▶ [Job]:
Without including the pictures, copy out every line below.

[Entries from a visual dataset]
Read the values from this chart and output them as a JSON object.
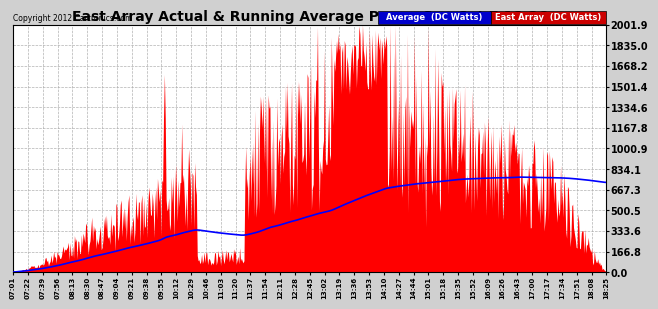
{
  "title": "East Array Actual & Running Average Power Sun Oct 7 18:26",
  "copyright": "Copyright 2012 Cartronics.com",
  "y_max": 2001.9,
  "y_ticks": [
    0.0,
    166.8,
    333.6,
    500.5,
    667.3,
    834.1,
    1000.9,
    1167.8,
    1334.6,
    1501.4,
    1668.2,
    1835.0,
    2001.9
  ],
  "bg_color": "#d0d0d0",
  "plot_bg_color": "#ffffff",
  "bar_color": "#ff0000",
  "avg_color": "#0000ff",
  "legend_avg_bg": "#0000cc",
  "legend_east_bg": "#cc0000",
  "legend_avg_text": "Average  (DC Watts)",
  "legend_east_text": "East Array  (DC Watts)",
  "x_labels": [
    "07:01",
    "07:22",
    "07:39",
    "07:56",
    "08:13",
    "08:30",
    "08:47",
    "09:04",
    "09:21",
    "09:38",
    "09:55",
    "10:12",
    "10:29",
    "10:46",
    "11:03",
    "11:20",
    "11:37",
    "11:54",
    "12:11",
    "12:28",
    "12:45",
    "13:02",
    "13:19",
    "13:36",
    "13:53",
    "14:10",
    "14:27",
    "14:44",
    "15:01",
    "15:18",
    "15:35",
    "15:52",
    "16:09",
    "16:26",
    "16:43",
    "17:00",
    "17:17",
    "17:34",
    "17:51",
    "18:08",
    "18:25"
  ]
}
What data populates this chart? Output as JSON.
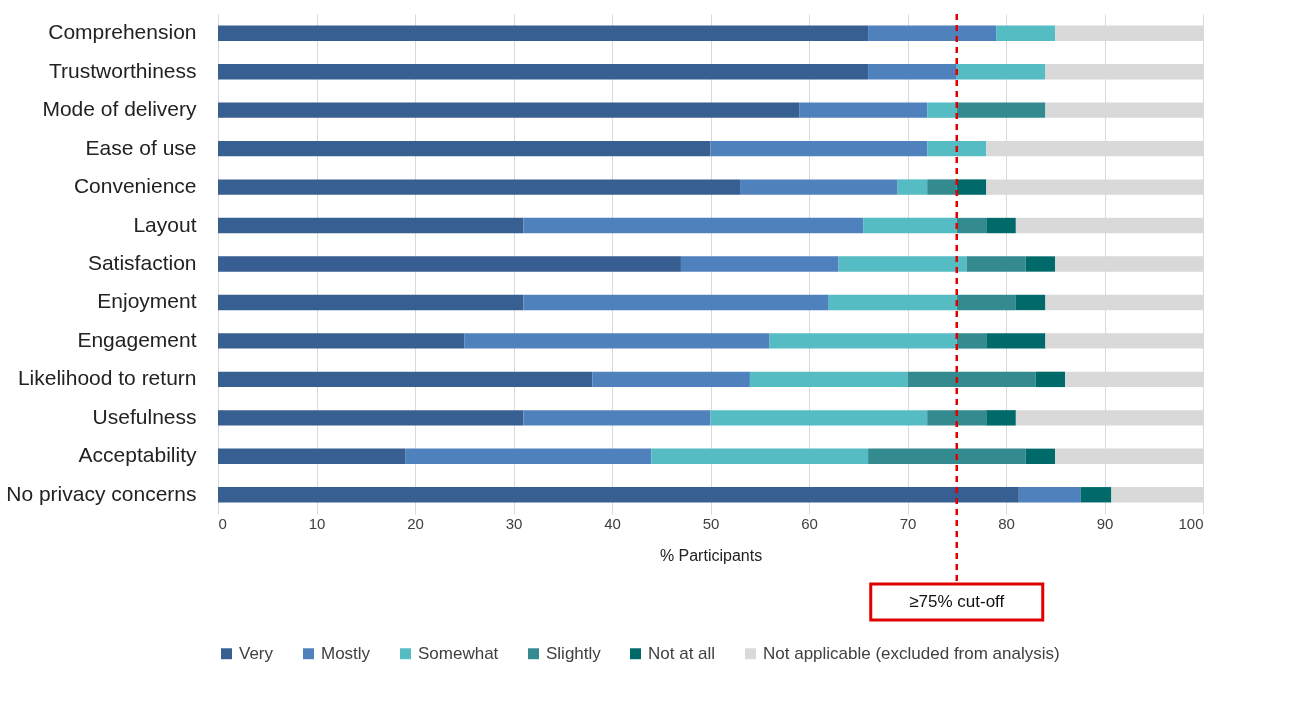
{
  "chart_data": {
    "type": "bar",
    "orientation": "horizontal",
    "stacked": true,
    "xlabel": "% Participants",
    "categories": [
      "Comprehension",
      "Trustworthiness",
      "Mode of delivery",
      "Ease of use",
      "Convenience",
      "Layout",
      "Satisfaction",
      "Enjoyment",
      "Engagement",
      "Likelihood to return",
      "Usefulness",
      "Acceptability",
      "No privacy concerns"
    ],
    "series": [
      {
        "name": "Very",
        "color": "#375f92",
        "values": [
          66,
          66,
          59,
          50,
          53,
          31,
          47,
          31,
          25,
          38,
          31,
          19,
          81.3
        ]
      },
      {
        "name": "Mostly",
        "color": "#4f81bd",
        "values": [
          13,
          9,
          13,
          22,
          16,
          34.5,
          16,
          31,
          31,
          16,
          19,
          25,
          6.3
        ]
      },
      {
        "name": "Somewhat",
        "color": "#55bcc4",
        "values": [
          6,
          9,
          3,
          6,
          3,
          9.5,
          13,
          13,
          19,
          16,
          22,
          22,
          0
        ]
      },
      {
        "name": "Slightly",
        "color": "#338a8f",
        "values": [
          0,
          0,
          9,
          0,
          3,
          3,
          6,
          6,
          3,
          13,
          6,
          16,
          0
        ]
      },
      {
        "name": "Not at all",
        "color": "#00696a",
        "values": [
          0,
          0,
          0,
          0,
          3,
          3,
          3,
          3,
          6,
          3,
          3,
          3,
          3.1
        ]
      },
      {
        "name": "Not applicable (excluded from analysis)",
        "color": "#d9d9d9",
        "values": [
          15,
          16,
          16,
          22,
          22,
          19,
          15,
          16,
          16,
          14,
          19,
          15,
          9.3
        ]
      }
    ],
    "xlim": [
      0,
      100
    ],
    "xticks": [
      0,
      10,
      20,
      30,
      40,
      50,
      60,
      70,
      80,
      90,
      100
    ],
    "grid": "x",
    "legend": "bottom",
    "ref_lines": [
      {
        "axis": "x",
        "value": 75,
        "label": "≥75% cut-off",
        "color": "#e00000",
        "line_style": "dashed"
      }
    ]
  }
}
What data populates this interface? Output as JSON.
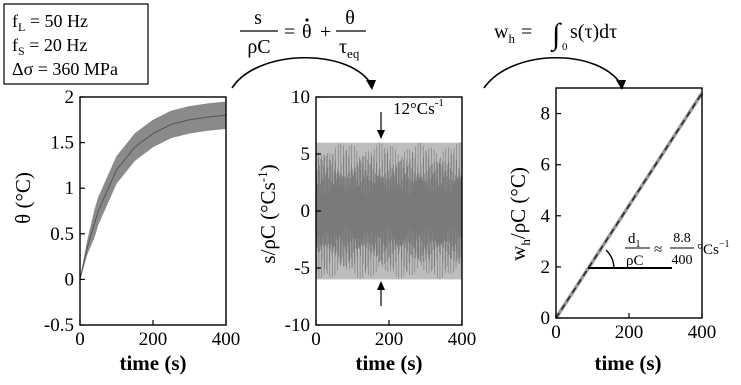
{
  "params": {
    "lines": [
      "f_L = 50 Hz",
      "f_S = 20 Hz",
      "Δσ = 360 MPa"
    ],
    "line1": {
      "sym": "f",
      "sub": "L",
      "rest": " = 50 Hz"
    },
    "line2": {
      "sym": "f",
      "sub": "S",
      "rest": " = 20 Hz"
    },
    "line3": {
      "text": "Δσ = 360 MPa"
    }
  },
  "equations": {
    "eq1": {
      "num_left": "s",
      "den_left": "ρC",
      "eq": "=",
      "theta_dot": "θ",
      "plus": "+",
      "num_right": "θ",
      "den_right": "τ",
      "den_right_sub": "eq"
    },
    "eq2": {
      "lhs": "w",
      "lhs_sub": "h",
      "eq": "=",
      "integral": "∫",
      "lower": "0",
      "body": "s(τ)dτ"
    }
  },
  "annotations": {
    "amp": "12°Cs",
    "amp_sup": "-1",
    "slope_num": "d",
    "slope_num_sub": "1",
    "slope_den": "ρC",
    "approx": "≈",
    "frac_num": "8.8",
    "frac_den": "400",
    "slope_unit": "°Cs",
    "slope_unit_sup": "−1"
  },
  "chart_data": [
    {
      "type": "line",
      "xlabel": "time (s)",
      "ylabel": "θ (°C)",
      "xlim": [
        0,
        400
      ],
      "ylim": [
        -0.5,
        2
      ],
      "xticks": [
        "0",
        "200",
        "400"
      ],
      "yticks": [
        "-0.5",
        "0",
        "0.5",
        "1",
        "1.5",
        "2"
      ],
      "series": [
        {
          "x": [
            0,
            20,
            50,
            100,
            150,
            200,
            250,
            300,
            350,
            400
          ],
          "y": [
            0,
            0.35,
            0.75,
            1.2,
            1.45,
            1.6,
            1.7,
            1.75,
            1.78,
            1.8
          ],
          "band_amplitude": 0.15
        }
      ]
    },
    {
      "type": "line",
      "xlabel": "time (s)",
      "ylabel": "s/ρC (°Cs",
      "ylabel_sup": "-1",
      "ylabel_end": ")",
      "xlim": [
        0,
        400
      ],
      "ylim": [
        -10,
        10
      ],
      "xticks": [
        "0",
        "200",
        "400"
      ],
      "yticks": [
        "-10",
        "-5",
        "0",
        "5",
        "10"
      ],
      "series": [
        {
          "oscillation_amplitude": 6,
          "mean": 0,
          "x_range": [
            0,
            400
          ]
        }
      ]
    },
    {
      "type": "line",
      "xlabel": "time (s)",
      "ylabel": "w",
      "ylabel_sub": "h",
      "ylabel_end": "/ρC (°C)",
      "xlim": [
        0,
        400
      ],
      "ylim": [
        0,
        9
      ],
      "xticks": [
        "0",
        "200",
        "400"
      ],
      "yticks": [
        "0",
        "2",
        "4",
        "6",
        "8"
      ],
      "series": [
        {
          "x": [
            0,
            400
          ],
          "y": [
            0,
            8.8
          ]
        }
      ]
    }
  ]
}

▶ [Task response]:
Read the values from this chart and output them as a JSON object.
{
  "title": "East Array Actual & Running Average Power Sun Oct 7 18:26",
  "copyright": "Copyright 2012 Cartronics.com",
  "y_max": 2001.9,
  "y_ticks": [
    0.0,
    166.8,
    333.6,
    500.5,
    667.3,
    834.1,
    1000.9,
    1167.8,
    1334.6,
    1501.4,
    1668.2,
    1835.0,
    2001.9
  ],
  "bg_color": "#d0d0d0",
  "plot_bg_color": "#ffffff",
  "bar_color": "#ff0000",
  "avg_color": "#0000ff",
  "legend_avg_bg": "#0000cc",
  "legend_east_bg": "#cc0000",
  "legend_avg_text": "Average  (DC Watts)",
  "legend_east_text": "East Array  (DC Watts)",
  "x_labels": [
    "07:01",
    "07:22",
    "07:39",
    "07:56",
    "08:13",
    "08:30",
    "08:47",
    "09:04",
    "09:21",
    "09:38",
    "09:55",
    "10:12",
    "10:29",
    "10:46",
    "11:03",
    "11:20",
    "11:37",
    "11:54",
    "12:11",
    "12:28",
    "12:45",
    "13:02",
    "13:19",
    "13:36",
    "13:53",
    "14:10",
    "14:27",
    "14:44",
    "15:01",
    "15:18",
    "15:35",
    "15:52",
    "16:09",
    "16:26",
    "16:43",
    "17:00",
    "17:17",
    "17:34",
    "17:51",
    "18:08",
    "18:25"
  ]
}
What data populates this chart? Output as JSON.
{
  "chart_data": {
    "type": "bar",
    "orientation": "horizontal",
    "stacked": true,
    "xlabel": "% Participants",
    "categories": [
      "Comprehension",
      "Trustworthiness",
      "Mode of delivery",
      "Ease of use",
      "Convenience",
      "Layout",
      "Satisfaction",
      "Enjoyment",
      "Engagement",
      "Likelihood to return",
      "Usefulness",
      "Acceptability",
      "No privacy concerns"
    ],
    "series": [
      {
        "name": "Very",
        "color": "#375f92",
        "values": [
          66,
          66,
          59,
          50,
          53,
          31,
          47,
          31,
          25,
          38,
          31,
          19,
          81.3
        ]
      },
      {
        "name": "Mostly",
        "color": "#4f81bd",
        "values": [
          13,
          9,
          13,
          22,
          16,
          34.5,
          16,
          31,
          31,
          16,
          19,
          25,
          6.3
        ]
      },
      {
        "name": "Somewhat",
        "color": "#55bcc4",
        "values": [
          6,
          9,
          3,
          6,
          3,
          9.5,
          13,
          13,
          19,
          16,
          22,
          22,
          0
        ]
      },
      {
        "name": "Slightly",
        "color": "#338a8f",
        "values": [
          0,
          0,
          9,
          0,
          3,
          3,
          6,
          6,
          3,
          13,
          6,
          16,
          0
        ]
      },
      {
        "name": "Not at all",
        "color": "#00696a",
        "values": [
          0,
          0,
          0,
          0,
          3,
          3,
          3,
          3,
          6,
          3,
          3,
          3,
          3.1
        ]
      },
      {
        "name": "Not applicable (excluded from analysis)",
        "color": "#d9d9d9",
        "values": [
          15,
          16,
          16,
          22,
          22,
          19,
          15,
          16,
          16,
          14,
          19,
          15,
          9.3
        ]
      }
    ],
    "xlim": [
      0,
      100
    ],
    "xticks": [
      0,
      10,
      20,
      30,
      40,
      50,
      60,
      70,
      80,
      90,
      100
    ],
    "grid": "x",
    "legend": "bottom",
    "ref_lines": [
      {
        "axis": "x",
        "value": 75,
        "label": "≥75% cut-off",
        "color": "#e00000",
        "line_style": "dashed"
      }
    ]
  }
}
What data populates this interface? Output as JSON.
{
  "params": {
    "lines": [
      "f_L = 50 Hz",
      "f_S = 20 Hz",
      "Δσ = 360 MPa"
    ],
    "line1": {
      "sym": "f",
      "sub": "L",
      "rest": " = 50 Hz"
    },
    "line2": {
      "sym": "f",
      "sub": "S",
      "rest": " = 20 Hz"
    },
    "line3": {
      "text": "Δσ = 360 MPa"
    }
  },
  "equations": {
    "eq1": {
      "num_left": "s",
      "den_left": "ρC",
      "eq": "=",
      "theta_dot": "θ",
      "plus": "+",
      "num_right": "θ",
      "den_right": "τ",
      "den_right_sub": "eq"
    },
    "eq2": {
      "lhs": "w",
      "lhs_sub": "h",
      "eq": "=",
      "integral": "∫",
      "lower": "0",
      "body": "s(τ)dτ"
    }
  },
  "annotations": {
    "amp": "12°Cs",
    "amp_sup": "-1",
    "slope_num": "d",
    "slope_num_sub": "1",
    "slope_den": "ρC",
    "approx": "≈",
    "frac_num": "8.8",
    "frac_den": "400",
    "slope_unit": "°Cs",
    "slope_unit_sup": "−1"
  },
  "chart_data": [
    {
      "type": "line",
      "xlabel": "time (s)",
      "ylabel": "θ (°C)",
      "xlim": [
        0,
        400
      ],
      "ylim": [
        -0.5,
        2
      ],
      "xticks": [
        "0",
        "200",
        "400"
      ],
      "yticks": [
        "-0.5",
        "0",
        "0.5",
        "1",
        "1.5",
        "2"
      ],
      "series": [
        {
          "x": [
            0,
            20,
            50,
            100,
            150,
            200,
            250,
            300,
            350,
            400
          ],
          "y": [
            0,
            0.35,
            0.75,
            1.2,
            1.45,
            1.6,
            1.7,
            1.75,
            1.78,
            1.8
          ],
          "band_amplitude": 0.15
        }
      ]
    },
    {
      "type": "line",
      "xlabel": "time (s)",
      "ylabel": "s/ρC (°Cs",
      "ylabel_sup": "-1",
      "ylabel_end": ")",
      "xlim": [
        0,
        400
      ],
      "ylim": [
        -10,
        10
      ],
      "xticks": [
        "0",
        "200",
        "400"
      ],
      "yticks": [
        "-10",
        "-5",
        "0",
        "5",
        "10"
      ],
      "series": [
        {
          "oscillation_amplitude": 6,
          "mean": 0,
          "x_range": [
            0,
            400
          ]
        }
      ]
    },
    {
      "type": "line",
      "xlabel": "time (s)",
      "ylabel": "w",
      "ylabel_sub": "h",
      "ylabel_end": "/ρC (°C)",
      "xlim": [
        0,
        400
      ],
      "ylim": [
        0,
        9
      ],
      "xticks": [
        "0",
        "200",
        "400"
      ],
      "yticks": [
        "0",
        "2",
        "4",
        "6",
        "8"
      ],
      "series": [
        {
          "x": [
            0,
            400
          ],
          "y": [
            0,
            8.8
          ]
        }
      ]
    }
  ]
}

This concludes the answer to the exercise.